Given passage –
Graeme O'Grady

Personal information
- Full name: Graeme O'Grady
- Born: 14 August 1953 (age 73) Australia

Playing information
- Height: 173 cm (5 ft 8 in)
- Weight: 79.5 kg (12 st 7 lb)
- Position: Five-eighth, Lock
Club
| Years | Team | Pld | T | G | FG | P |
| 1974–79 | Western Suburbs | 95 | 21 | 3 | 3 | 72 |
| 1980–82 | Newtown | 68 | 13 | 7 | 0 | 53 |
| 1983–85 | St George | 61 | 5 | 0 | 0 | 20 |
|  | Total | 224 | 39 | 10 | 3 | 145 |
Representative
| Years | Team | Pld | T | G | FG | P |
| 1981 | New South Wales | 1 | 0 | 0 | 0 | 0 |
- Source:

= Graeme O'Grady =

Australian rugby league footballer

Graeme O'Grady (born 14 August 1953) is an Australian former professional rugby league footballer in the New South Wales Rugby League (NSWRL) competition. He played for the Western Suburbs Magpies, Newtown Jets and St. George Dragons and one state representative appearance. O'Grady primarily played at .

==Club career==
A small player, even by the standards of his time, O'Grady was described as, "A tough, nuggetty player with a good step and effective kicking game," and, less flatteringly, as, "a refugee from a garden gnome colony."

After six games with Western Suburbs in 1974, O'Grady spent the following year at Wests Illawarra before being recalled to first grade in 1976. From that point on, O'Grady was a regular in the Magpies team. In 1977, O'Grady was selected as the Amco Cup's Player of the Series after Wests defeated Easts in the Grand Final of the mid-week competition.

In round 14 of 1978, O'Grady scored two tries and a field-goal in a victory over Penrith. He had been heavily tackled earlier in the game, and was, "in considerable pain from a badly bruised neck." He played lock in the semi-finals in 1978, as the Magpies went as far as the preliminary final.

Given records –
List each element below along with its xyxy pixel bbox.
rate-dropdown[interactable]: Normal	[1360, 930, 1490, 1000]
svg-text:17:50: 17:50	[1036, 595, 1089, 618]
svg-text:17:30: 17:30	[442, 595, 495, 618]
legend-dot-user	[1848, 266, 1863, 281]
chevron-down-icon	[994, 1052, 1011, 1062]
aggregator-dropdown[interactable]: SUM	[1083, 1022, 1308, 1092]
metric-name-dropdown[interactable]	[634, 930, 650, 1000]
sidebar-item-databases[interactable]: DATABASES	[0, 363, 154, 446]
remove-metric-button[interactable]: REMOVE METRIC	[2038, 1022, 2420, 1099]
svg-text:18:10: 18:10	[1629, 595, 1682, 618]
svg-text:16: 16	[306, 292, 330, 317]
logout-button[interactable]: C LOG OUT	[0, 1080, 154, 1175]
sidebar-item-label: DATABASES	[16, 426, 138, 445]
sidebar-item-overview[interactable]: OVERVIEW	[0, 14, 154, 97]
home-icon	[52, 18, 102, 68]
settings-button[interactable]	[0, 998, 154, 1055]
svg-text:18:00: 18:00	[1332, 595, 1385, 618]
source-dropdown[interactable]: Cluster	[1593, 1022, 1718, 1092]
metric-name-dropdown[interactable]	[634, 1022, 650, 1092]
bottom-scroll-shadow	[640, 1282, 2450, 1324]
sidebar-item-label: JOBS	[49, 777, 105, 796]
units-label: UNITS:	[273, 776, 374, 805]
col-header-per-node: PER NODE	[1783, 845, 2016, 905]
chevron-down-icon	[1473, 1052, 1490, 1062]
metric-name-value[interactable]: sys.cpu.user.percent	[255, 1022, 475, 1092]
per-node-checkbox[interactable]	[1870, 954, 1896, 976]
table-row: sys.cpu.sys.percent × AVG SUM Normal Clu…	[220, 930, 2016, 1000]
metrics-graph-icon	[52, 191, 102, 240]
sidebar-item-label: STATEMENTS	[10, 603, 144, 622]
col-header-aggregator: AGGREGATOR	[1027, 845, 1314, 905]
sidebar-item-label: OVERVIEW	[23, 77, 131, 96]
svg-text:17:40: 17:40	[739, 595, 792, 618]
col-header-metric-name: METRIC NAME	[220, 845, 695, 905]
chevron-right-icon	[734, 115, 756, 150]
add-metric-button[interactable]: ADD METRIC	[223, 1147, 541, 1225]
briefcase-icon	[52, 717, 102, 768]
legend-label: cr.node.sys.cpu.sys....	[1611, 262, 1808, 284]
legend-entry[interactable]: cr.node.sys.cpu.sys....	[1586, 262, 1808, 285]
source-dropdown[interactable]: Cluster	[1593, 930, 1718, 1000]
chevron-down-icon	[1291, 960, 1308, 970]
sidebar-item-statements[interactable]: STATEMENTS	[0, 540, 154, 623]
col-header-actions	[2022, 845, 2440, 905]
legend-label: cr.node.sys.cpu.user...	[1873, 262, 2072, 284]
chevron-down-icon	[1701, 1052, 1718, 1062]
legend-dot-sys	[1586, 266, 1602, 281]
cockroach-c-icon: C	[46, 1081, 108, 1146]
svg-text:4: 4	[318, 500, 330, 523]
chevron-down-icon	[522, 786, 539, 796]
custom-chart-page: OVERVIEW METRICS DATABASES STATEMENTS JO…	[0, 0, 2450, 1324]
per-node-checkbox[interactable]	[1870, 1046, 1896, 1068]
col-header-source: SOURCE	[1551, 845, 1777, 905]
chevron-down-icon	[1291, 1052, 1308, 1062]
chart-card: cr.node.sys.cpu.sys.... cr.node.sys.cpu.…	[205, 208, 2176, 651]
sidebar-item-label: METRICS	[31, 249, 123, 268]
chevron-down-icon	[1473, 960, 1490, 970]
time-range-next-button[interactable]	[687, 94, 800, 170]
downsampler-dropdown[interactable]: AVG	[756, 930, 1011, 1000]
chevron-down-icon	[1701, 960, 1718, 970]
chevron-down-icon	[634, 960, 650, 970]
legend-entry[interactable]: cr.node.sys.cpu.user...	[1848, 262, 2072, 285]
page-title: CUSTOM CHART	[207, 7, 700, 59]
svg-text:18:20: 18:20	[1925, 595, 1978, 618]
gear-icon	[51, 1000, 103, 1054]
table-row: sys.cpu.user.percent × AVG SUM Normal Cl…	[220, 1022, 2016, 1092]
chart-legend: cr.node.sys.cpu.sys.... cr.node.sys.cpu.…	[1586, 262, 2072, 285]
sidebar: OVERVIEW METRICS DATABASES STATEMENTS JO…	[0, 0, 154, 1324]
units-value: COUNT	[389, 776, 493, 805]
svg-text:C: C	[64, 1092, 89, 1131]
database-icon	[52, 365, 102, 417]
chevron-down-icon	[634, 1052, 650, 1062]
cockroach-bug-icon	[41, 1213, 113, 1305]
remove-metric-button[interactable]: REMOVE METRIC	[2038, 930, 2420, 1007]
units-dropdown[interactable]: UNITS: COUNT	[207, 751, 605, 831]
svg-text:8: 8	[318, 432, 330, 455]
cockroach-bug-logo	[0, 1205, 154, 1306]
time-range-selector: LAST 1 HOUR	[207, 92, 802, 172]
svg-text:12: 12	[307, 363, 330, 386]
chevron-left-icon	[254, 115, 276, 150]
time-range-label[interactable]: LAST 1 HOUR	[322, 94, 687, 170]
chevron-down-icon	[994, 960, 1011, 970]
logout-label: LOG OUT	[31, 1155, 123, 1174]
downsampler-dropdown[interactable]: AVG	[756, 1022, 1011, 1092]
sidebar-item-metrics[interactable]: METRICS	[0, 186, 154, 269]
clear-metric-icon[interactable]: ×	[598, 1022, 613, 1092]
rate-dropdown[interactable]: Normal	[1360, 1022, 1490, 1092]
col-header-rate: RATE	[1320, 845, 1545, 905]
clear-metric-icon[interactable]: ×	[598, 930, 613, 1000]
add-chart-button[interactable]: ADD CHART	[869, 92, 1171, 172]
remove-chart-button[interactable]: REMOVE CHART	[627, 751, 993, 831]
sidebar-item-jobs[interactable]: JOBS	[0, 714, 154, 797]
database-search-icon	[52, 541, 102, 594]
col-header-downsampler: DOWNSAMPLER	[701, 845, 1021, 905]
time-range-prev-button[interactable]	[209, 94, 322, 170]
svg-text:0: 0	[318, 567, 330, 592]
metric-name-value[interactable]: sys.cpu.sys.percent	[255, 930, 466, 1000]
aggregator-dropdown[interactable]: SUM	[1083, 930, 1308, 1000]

Task instructions – Reproduce the Graeme O'Grady profile starting at the words "Personal information" and stopping after "(12 st 7 lb)", but change "Weight" to "Body weight". The rows are separate material with no connection to the Graeme O'Grady profile.

Your response –
Personal information
- Full name: Graeme O'Grady
- Born: 14 August 1953 (age 73) Australia

Playing information
- Height: 173 cm (5 ft 8 in)
- Body weight: 79.5 kg (12 st 7 lb)